>> START Supplied records
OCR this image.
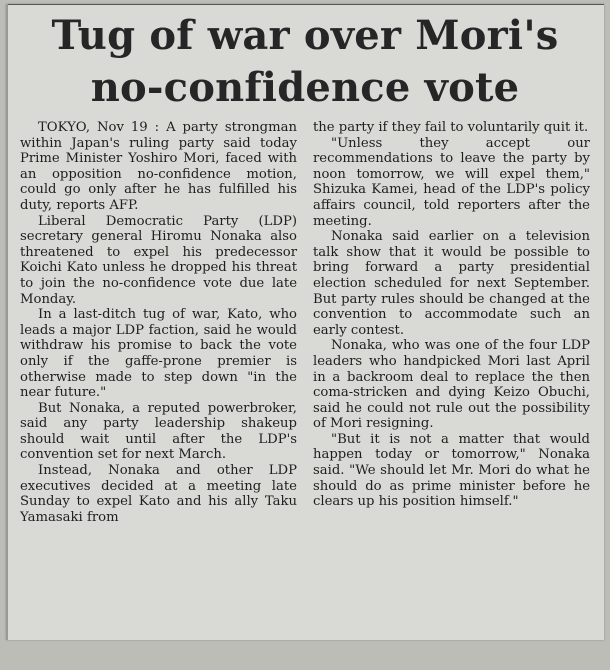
Tug of war over Mori's
no-confidence vote

TOKYO, Nov 19 : A party strongman within Japan's ruling party said today Prime Minister Yoshiro Mori, faced with an opposition no-confidence motion, could go only after he has fulfilled his duty, reports AFP.

Liberal Democratic Party (LDP) secretary general Hiromu Nonaka also threatened to expel his predecessor Koichi Kato unless he dropped his threat to join the no-confidence vote due late Monday.

In a last-ditch tug of war, Kato, who leads a major LDP faction, said he would withdraw his promise to back the vote only if the gaffe-prone premier is otherwise made to step down "in the near future."

But Nonaka, a reputed powerbroker, said any party leadership shakeup should wait until after the LDP's convention set for next March.

Instead, Nonaka and other LDP executives decided at a meeting late Sunday to expel Kato and his ally Taku Yamasaki from

the party if they fail to voluntarily quit it.

"Unless they accept our recommendations to leave the party by noon tomorrow, we will expel them," Shizuka Kamei, head of the LDP's policy affairs council, told reporters after the meeting.

Nonaka said earlier on a television talk show that it would be possible to bring forward a party presidential election scheduled for next September. But party rules should be changed at the convention to accommodate such an early contest.

Nonaka, who was one of the four LDP leaders who handpicked Mori last April in a backroom deal to replace the then coma-stricken and dying Keizo Obuchi, said he could not rule out the possibility of Mori resigning.

"But it is not a matter that would happen today or tomorrow," Nonaka said. "We should let Mr. Mori do what he should do as prime minister before he clears up his position himself."
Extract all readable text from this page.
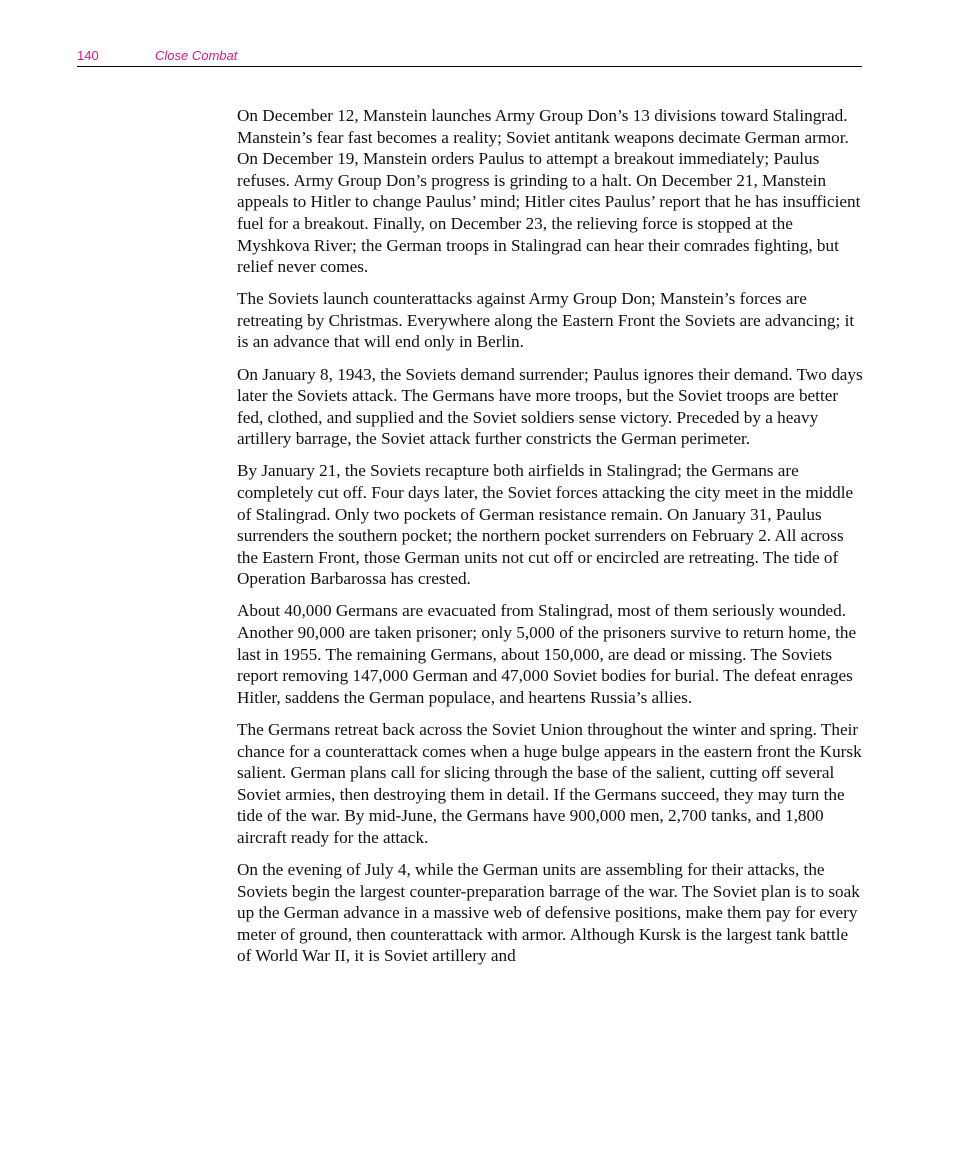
140	Close Combat

On December 12, Manstein launches Army Group Don’s 13 divisions toward Stalingrad. Manstein’s fear fast becomes a reality; Soviet antitank weapons decimate German armor. On December 19, Manstein orders Paulus to attempt a breakout immediately; Paulus refuses. Army Group Don’s progress is grinding to a halt. On December 21, Manstein appeals to Hitler to change Paulus’ mind; Hitler cites Paulus’ report that he has insufficient fuel for a breakout. Finally, on December 23, the relieving force is stopped at the Myshkova River; the German troops in Stalingrad can hear their comrades fighting, but relief never comes.

The Soviets launch counterattacks against Army Group Don; Manstein’s forces are retreating by Christmas. Everywhere along the Eastern Front the Soviets are advancing; it is an advance that will end only in Berlin.

On January 8, 1943, the Soviets demand surrender; Paulus ignores their demand. Two days later the Soviets attack. The Germans have more troops, but the Soviet troops are better fed, clothed, and supplied and the Soviet soldiers sense victory. Preceded by a heavy artillery barrage, the Soviet attack further constricts the German perimeter.

By January 21, the Soviets recapture both airfields in Stalingrad; the Germans are completely cut off. Four days later, the Soviet forces attacking the city meet in the middle of Stalingrad. Only two pockets of German resistance remain. On January 31, Paulus surrenders the southern pocket; the northern pocket surrenders on February 2. All across the Eastern Front, those German units not cut off or encircled are retreating. The tide of Operation Barbarossa has crested.

About 40,000 Germans are evacuated from Stalingrad, most of them seriously wounded. Another 90,000 are taken prisoner; only 5,000 of the prisoners survive to return home, the last in 1955. The remaining Germans, about 150,000, are dead or missing. The Soviets report removing 147,000 German and 47,000 Soviet bodies for burial. The defeat enrages Hitler, saddens the German populace, and heartens Russia’s allies.

The Germans retreat back across the Soviet Union throughout the winter and spring. Their chance for a counterattack comes when a huge bulge appears in the eastern front the Kursk salient. German plans call for slicing through the base of the salient, cutting off several Soviet armies, then destroying them in detail. If the Germans succeed, they may turn the tide of the war. By mid-June, the Germans have 900,000 men, 2,700 tanks, and 1,800 aircraft ready for the attack.

On the evening of July 4, while the German units are assembling for their attacks, the Soviets begin the largest counter-preparation barrage of the war. The Soviet plan is to soak up the German advance in a massive web of defensive positions, make them pay for every meter of ground, then counterattack with armor. Although Kursk is the largest tank battle of World War II, it is Soviet artillery and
>> END Supplied records
Work to be completed: State how many lines of the material contain the string "could", with no other words.

Response: 2